┌────────
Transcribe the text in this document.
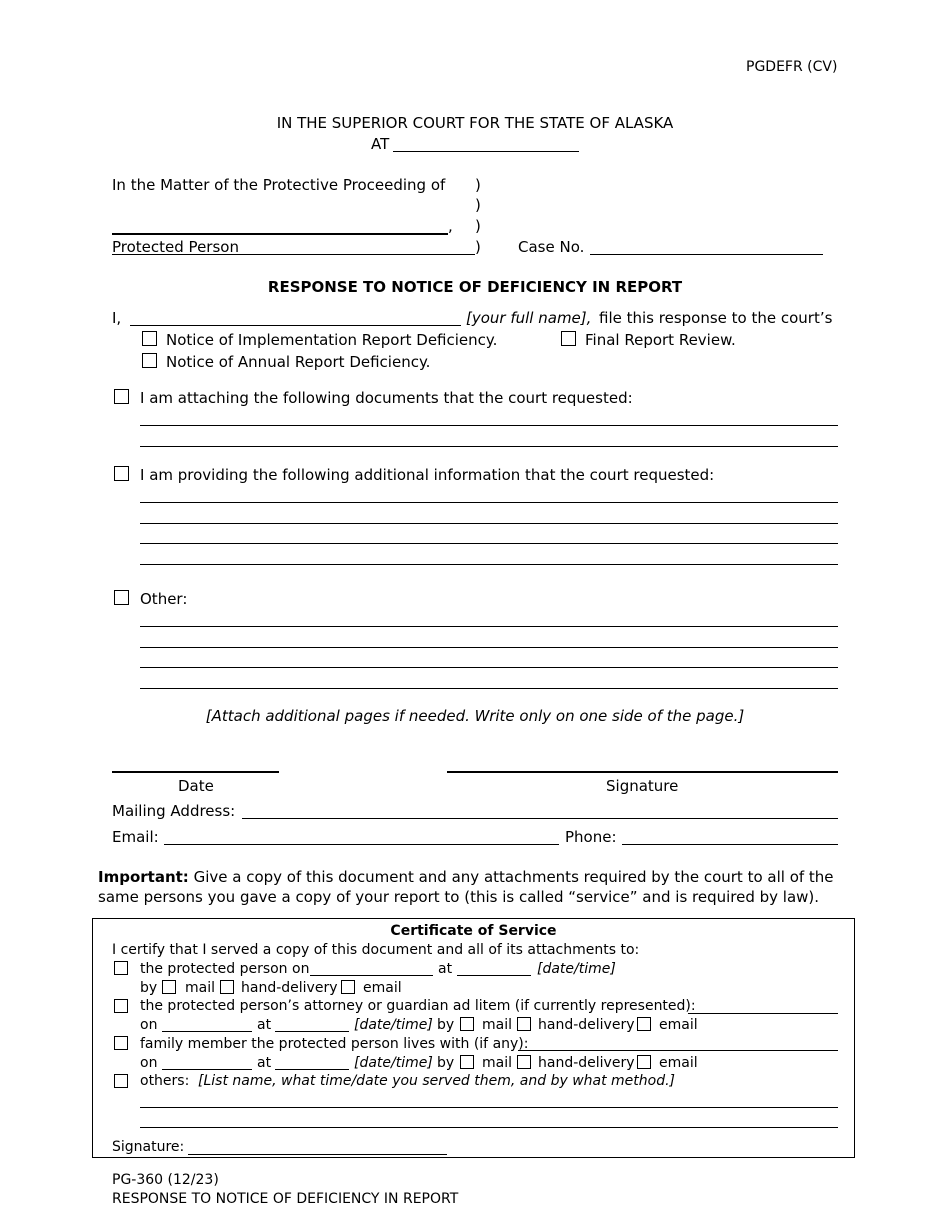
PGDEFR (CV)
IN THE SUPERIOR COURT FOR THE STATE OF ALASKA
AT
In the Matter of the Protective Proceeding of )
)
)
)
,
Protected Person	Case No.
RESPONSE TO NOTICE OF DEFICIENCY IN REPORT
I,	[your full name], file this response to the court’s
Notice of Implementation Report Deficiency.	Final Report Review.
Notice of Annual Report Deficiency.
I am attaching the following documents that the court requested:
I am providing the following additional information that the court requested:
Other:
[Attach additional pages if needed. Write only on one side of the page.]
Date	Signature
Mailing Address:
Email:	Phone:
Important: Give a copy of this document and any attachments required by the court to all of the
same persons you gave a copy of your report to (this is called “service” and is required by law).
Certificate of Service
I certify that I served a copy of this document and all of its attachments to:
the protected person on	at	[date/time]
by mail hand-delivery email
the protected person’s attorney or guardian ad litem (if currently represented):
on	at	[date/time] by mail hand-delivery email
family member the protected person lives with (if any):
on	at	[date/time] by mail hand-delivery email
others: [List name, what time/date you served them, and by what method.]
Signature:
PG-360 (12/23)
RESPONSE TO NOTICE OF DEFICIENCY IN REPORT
└────────
→ **TASK DETAILS**: Set the entries down again exactly. Do not include the images.

→ **OUTPUT OF THE TASK**:
Transcribe the text in this document.
PGDEFR (CV)
IN THE SUPERIOR COURT FOR THE STATE OF ALASKA
AT
In the Matter of the Protective Proceeding of )
)
)
)
,
Protected Person	Case No.
RESPONSE TO NOTICE OF DEFICIENCY IN REPORT
I,	[your full name], file this response to the court’s
Notice of Implementation Report Deficiency.	Final Report Review.
Notice of Annual Report Deficiency.
I am attaching the following documents that the court requested:
I am providing the following additional information that the court requested:
Other:
[Attach additional pages if needed. Write only on one side of the page.]
Date	Signature
Mailing Address:
Email:	Phone:
Important: Give a copy of this document and any attachments required by the court to all of the
same persons you gave a copy of your report to (this is called “service” and is required by law).
Certificate of Service
I certify that I served a copy of this document and all of its attachments to:
the protected person on	at	[date/time]
by mail hand-delivery email
the protected person’s attorney or guardian ad litem (if currently represented):
on	at	[date/time] by mail hand-delivery email
family member the protected person lives with (if any):
on	at	[date/time] by mail hand-delivery email
others: [List name, what time/date you served them, and by what method.]
Signature:
PG-360 (12/23)
RESPONSE TO NOTICE OF DEFICIENCY IN REPORT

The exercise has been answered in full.